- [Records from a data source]
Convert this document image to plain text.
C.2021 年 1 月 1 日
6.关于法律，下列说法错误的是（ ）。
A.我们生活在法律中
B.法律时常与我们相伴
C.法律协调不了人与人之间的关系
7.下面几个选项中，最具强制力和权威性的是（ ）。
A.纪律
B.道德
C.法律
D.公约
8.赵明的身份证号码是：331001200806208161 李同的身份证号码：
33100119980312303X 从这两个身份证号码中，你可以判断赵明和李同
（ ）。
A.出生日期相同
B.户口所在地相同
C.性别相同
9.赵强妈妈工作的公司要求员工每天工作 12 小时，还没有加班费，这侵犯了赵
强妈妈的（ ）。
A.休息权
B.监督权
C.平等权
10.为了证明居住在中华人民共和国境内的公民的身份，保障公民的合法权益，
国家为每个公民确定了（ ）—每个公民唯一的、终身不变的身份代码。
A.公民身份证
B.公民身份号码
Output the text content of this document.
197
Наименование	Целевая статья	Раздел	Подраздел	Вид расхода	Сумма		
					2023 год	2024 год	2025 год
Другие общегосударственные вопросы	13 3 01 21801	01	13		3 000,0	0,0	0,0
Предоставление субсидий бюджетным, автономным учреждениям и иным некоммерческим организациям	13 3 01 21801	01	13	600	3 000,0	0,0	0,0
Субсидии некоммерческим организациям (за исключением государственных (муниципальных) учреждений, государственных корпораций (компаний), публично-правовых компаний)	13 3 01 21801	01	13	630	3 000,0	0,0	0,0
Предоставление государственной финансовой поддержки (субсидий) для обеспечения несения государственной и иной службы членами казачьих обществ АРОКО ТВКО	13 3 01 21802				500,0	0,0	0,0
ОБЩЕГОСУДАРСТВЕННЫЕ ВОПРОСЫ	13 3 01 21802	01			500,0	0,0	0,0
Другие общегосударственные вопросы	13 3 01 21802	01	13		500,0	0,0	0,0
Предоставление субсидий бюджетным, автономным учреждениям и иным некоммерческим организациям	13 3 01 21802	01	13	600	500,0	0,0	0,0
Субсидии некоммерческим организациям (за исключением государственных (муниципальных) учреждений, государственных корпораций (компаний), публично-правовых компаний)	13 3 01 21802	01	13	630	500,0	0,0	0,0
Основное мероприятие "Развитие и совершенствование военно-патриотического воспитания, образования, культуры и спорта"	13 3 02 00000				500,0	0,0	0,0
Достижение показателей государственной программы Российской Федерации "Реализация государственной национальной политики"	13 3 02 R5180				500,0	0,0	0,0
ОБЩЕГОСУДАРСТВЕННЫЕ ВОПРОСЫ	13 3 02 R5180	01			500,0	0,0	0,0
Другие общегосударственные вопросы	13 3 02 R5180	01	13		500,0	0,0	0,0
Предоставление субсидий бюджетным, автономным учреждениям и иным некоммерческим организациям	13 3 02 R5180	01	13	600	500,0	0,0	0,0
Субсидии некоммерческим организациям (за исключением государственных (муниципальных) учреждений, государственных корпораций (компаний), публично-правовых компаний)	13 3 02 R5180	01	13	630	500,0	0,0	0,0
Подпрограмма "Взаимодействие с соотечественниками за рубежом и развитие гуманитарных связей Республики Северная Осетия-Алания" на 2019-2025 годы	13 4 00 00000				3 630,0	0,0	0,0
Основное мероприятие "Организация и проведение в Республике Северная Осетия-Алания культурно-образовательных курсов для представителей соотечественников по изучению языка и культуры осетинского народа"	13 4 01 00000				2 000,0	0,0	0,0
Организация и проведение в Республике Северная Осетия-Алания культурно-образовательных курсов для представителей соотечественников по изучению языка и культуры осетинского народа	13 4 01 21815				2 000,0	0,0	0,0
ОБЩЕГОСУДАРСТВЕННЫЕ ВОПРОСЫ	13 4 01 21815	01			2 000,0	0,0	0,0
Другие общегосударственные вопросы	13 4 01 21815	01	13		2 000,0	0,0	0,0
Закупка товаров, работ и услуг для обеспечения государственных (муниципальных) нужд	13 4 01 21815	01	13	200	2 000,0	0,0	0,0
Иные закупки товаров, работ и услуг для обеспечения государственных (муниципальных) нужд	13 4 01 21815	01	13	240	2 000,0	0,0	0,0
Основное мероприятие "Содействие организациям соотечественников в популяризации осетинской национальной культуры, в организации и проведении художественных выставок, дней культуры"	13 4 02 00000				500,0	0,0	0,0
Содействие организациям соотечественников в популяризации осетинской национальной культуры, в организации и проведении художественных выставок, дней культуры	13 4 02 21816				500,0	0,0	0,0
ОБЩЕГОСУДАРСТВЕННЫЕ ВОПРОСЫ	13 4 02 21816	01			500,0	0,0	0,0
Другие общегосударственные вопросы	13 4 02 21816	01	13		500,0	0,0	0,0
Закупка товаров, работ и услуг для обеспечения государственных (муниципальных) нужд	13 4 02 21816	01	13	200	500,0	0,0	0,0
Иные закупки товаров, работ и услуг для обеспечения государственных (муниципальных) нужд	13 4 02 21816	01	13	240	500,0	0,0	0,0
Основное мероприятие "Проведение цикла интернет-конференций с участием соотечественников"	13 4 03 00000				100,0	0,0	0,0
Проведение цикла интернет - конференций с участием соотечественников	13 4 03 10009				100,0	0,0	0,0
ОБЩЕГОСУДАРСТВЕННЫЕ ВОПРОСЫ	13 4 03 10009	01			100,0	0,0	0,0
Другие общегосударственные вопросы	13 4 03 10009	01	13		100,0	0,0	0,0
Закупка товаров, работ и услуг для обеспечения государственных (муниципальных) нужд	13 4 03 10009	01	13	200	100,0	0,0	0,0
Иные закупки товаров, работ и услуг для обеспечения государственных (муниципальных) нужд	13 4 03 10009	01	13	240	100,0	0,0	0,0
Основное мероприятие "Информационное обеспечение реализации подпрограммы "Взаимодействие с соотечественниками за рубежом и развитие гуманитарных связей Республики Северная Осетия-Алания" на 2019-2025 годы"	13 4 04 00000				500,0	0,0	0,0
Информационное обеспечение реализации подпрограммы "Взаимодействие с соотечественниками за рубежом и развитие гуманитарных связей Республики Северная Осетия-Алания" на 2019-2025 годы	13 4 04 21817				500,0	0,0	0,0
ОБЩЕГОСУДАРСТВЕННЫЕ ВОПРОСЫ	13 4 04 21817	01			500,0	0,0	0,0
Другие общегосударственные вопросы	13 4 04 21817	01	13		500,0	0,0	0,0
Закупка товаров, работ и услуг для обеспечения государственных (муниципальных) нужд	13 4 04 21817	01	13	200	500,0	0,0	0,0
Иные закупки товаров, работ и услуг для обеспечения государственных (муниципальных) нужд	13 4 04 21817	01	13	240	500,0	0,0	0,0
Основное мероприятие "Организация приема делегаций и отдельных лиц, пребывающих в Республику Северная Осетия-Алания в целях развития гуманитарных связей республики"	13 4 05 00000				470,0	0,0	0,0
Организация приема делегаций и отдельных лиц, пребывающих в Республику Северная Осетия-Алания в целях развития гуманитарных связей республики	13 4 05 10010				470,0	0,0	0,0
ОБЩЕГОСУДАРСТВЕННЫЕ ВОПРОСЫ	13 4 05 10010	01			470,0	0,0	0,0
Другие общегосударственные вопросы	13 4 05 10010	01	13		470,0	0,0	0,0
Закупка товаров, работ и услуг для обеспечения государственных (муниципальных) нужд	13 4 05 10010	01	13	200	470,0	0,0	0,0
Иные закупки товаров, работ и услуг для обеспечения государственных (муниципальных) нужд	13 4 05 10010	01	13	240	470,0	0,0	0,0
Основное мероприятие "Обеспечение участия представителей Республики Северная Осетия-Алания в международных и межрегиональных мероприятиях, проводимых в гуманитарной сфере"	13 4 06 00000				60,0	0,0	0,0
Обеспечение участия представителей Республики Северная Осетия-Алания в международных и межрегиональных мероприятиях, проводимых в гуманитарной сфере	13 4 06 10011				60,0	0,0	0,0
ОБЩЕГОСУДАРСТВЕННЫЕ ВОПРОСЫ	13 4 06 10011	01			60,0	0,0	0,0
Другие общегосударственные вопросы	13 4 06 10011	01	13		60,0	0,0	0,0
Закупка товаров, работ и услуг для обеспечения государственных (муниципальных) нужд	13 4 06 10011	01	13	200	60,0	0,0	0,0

- [EXERCISE OBJECTIVE]
Find every line with the word "образовательных" and state how many there are, with no other words.

- [CORRECT OUTPUT]
2